## begin Dataset excerpts

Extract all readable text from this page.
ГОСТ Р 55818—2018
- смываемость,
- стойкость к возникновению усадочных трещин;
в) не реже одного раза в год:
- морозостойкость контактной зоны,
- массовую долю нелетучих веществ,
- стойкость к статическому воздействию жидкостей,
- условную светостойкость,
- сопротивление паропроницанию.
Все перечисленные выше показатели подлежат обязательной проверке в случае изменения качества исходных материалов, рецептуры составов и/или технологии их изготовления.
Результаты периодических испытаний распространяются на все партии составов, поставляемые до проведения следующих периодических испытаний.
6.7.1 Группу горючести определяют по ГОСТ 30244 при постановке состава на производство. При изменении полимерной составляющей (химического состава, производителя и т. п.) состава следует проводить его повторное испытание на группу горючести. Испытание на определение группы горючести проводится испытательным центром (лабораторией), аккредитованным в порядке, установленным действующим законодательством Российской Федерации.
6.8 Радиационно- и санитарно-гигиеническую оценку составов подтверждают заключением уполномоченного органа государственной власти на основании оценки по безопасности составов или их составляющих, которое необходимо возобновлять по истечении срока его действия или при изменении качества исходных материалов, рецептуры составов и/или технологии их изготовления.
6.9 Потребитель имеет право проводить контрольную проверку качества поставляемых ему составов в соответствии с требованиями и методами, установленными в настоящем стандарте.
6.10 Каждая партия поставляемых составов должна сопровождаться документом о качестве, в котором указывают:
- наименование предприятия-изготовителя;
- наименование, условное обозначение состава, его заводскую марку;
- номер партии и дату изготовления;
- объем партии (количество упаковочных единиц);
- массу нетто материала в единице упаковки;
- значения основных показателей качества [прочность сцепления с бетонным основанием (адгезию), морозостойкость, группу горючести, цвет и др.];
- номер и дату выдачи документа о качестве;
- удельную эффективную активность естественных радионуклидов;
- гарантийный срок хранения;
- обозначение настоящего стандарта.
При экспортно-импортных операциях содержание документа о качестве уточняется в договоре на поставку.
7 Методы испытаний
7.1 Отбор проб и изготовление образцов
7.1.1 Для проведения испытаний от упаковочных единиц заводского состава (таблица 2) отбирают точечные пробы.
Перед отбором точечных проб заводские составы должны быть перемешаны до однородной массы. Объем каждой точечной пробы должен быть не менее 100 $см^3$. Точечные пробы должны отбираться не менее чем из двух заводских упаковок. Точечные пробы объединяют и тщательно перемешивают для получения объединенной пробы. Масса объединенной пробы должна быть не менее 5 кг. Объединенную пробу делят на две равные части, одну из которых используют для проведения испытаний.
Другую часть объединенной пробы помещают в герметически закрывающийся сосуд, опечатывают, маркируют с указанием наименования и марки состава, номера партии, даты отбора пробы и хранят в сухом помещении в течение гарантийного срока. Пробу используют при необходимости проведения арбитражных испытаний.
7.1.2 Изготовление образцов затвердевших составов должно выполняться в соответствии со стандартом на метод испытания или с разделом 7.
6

## end Dataset excerpts

▸ **What is asked**:
Quote every line of the data, word for word.

▸ **Exercise output**:
Extract all readable text from this page.
ГОСТ Р 55818—2018
- смываемость,
- стойкость к возникновению усадочных трещин;
в) не реже одного раза в год:
- морозостойкость контактной зоны,
- массовую долю нелетучих веществ,
- стойкость к статическому воздействию жидкостей,
- условную светостойкость,
- сопротивление паропроницанию.
Все перечисленные выше показатели подлежат обязательной проверке в случае изменения качества исходных материалов, рецептуры составов и/или технологии их изготовления.
Результаты периодических испытаний распространяются на все партии составов, поставляемые до проведения следующих периодических испытаний.
6.7.1 Группу горючести определяют по ГОСТ 30244 при постановке состава на производство. При изменении полимерной составляющей (химического состава, производителя и т. п.) состава следует проводить его повторное испытание на группу горючести. Испытание на определение группы горючести проводится испытательным центром (лабораторией), аккредитованным в порядке, установленным действующим законодательством Российской Федерации.
6.8 Радиационно- и санитарно-гигиеническую оценку составов подтверждают заключением уполномоченного органа государственной власти на основании оценки по безопасности составов или их составляющих, которое необходимо возобновлять по истечении срока его действия или при изменении качества исходных материалов, рецептуры составов и/или технологии их изготовления.
6.9 Потребитель имеет право проводить контрольную проверку качества поставляемых ему составов в соответствии с требованиями и методами, установленными в настоящем стандарте.
6.10 Каждая партия поставляемых составов должна сопровождаться документом о качестве, в котором указывают:
- наименование предприятия-изготовителя;
- наименование, условное обозначение состава, его заводскую марку;
- номер партии и дату изготовления;
- объем партии (количество упаковочных единиц);
- массу нетто материала в единице упаковки;
- значения основных показателей качества [прочность сцепления с бетонным основанием (адгезию), морозостойкость, группу горючести, цвет и др.];
- номер и дату выдачи документа о качестве;
- удельную эффективную активность естественных радионуклидов;
- гарантийный срок хранения;
- обозначение настоящего стандарта.
При экспортно-импортных операциях содержание документа о качестве уточняется в договоре на поставку.
7 Методы испытаний
7.1 Отбор проб и изготовление образцов
7.1.1 Для проведения испытаний от упаковочных единиц заводского состава (таблица 2) отбирают точечные пробы.
Перед отбором точечных проб заводские составы должны быть перемешаны до однородной массы. Объем каждой точечной пробы должен быть не менее 100 $см^3$. Точечные пробы должны отбираться не менее чем из двух заводских упаковок. Точечные пробы объединяют и тщательно перемешивают для получения объединенной пробы. Масса объединенной пробы должна быть не менее 5 кг. Объединенную пробу делят на две равные части, одну из которых используют для проведения испытаний.
Другую часть объединенной пробы помещают в герметически закрывающийся сосуд, опечатывают, маркируют с указанием наименования и марки состава, номера партии, даты отбора пробы и хранят в сухом помещении в течение гарантийного срока. Пробу используют при необходимости проведения арбитражных испытаний.
7.1.2 Изготовление образцов затвердевших составов должно выполняться в соответствии со стандартом на метод испытания или с разделом 7.
6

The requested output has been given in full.